* _Information provided_:
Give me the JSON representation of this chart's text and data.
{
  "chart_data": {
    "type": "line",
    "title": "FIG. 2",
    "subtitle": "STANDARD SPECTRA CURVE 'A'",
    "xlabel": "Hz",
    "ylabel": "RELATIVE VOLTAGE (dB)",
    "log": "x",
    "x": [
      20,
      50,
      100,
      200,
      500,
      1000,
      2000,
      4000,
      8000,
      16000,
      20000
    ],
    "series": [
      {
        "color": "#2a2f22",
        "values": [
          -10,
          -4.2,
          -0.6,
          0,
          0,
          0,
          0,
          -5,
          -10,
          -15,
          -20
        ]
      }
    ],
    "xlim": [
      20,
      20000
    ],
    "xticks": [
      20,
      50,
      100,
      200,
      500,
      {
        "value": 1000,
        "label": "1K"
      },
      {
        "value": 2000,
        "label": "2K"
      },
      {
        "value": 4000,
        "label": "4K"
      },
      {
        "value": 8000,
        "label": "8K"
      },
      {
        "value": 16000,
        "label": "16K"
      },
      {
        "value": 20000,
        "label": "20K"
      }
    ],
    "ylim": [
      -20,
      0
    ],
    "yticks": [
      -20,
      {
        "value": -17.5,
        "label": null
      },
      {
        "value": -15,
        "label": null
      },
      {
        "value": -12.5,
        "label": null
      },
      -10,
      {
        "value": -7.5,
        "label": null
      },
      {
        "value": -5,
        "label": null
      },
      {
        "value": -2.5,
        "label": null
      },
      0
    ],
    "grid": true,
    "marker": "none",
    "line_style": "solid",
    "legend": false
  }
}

* _Stated exercise_:
Copy the material above, line for line.

* _Correct answer_:
Give me the JSON representation of this chart's text and data.
{
  "chart_data": {
    "type": "line",
    "title": "FIG. 2",
    "subtitle": "STANDARD SPECTRA CURVE 'A'",
    "xlabel": "Hz",
    "ylabel": "RELATIVE VOLTAGE (dB)",
    "log": "x",
    "x": [
      20,
      50,
      100,
      200,
      500,
      1000,
      2000,
      4000,
      8000,
      16000,
      20000
    ],
    "series": [
      {
        "color": "#2a2f22",
        "values": [
          -10,
          -4.2,
          -0.6,
          0,
          0,
          0,
          0,
          -5,
          -10,
          -15,
          -20
        ]
      }
    ],
    "xlim": [
      20,
      20000
    ],
    "xticks": [
      20,
      50,
      100,
      200,
      500,
      {
        "value": 1000,
        "label": "1K"
      },
      {
        "value": 2000,
        "label": "2K"
      },
      {
        "value": 4000,
        "label": "4K"
      },
      {
        "value": 8000,
        "label": "8K"
      },
      {
        "value": 16000,
        "label": "16K"
      },
      {
        "value": 20000,
        "label": "20K"
      }
    ],
    "ylim": [
      -20,
      0
    ],
    "yticks": [
      -20,
      {
        "value": -17.5,
        "label": null
      },
      {
        "value": -15,
        "label": null
      },
      {
        "value": -12.5,
        "label": null
      },
      -10,
      {
        "value": -7.5,
        "label": null
      },
      {
        "value": -5,
        "label": null
      },
      {
        "value": -2.5,
        "label": null
      },
      0
    ],
    "grid": true,
    "marker": "none",
    "line_style": "solid",
    "legend": false
  }
}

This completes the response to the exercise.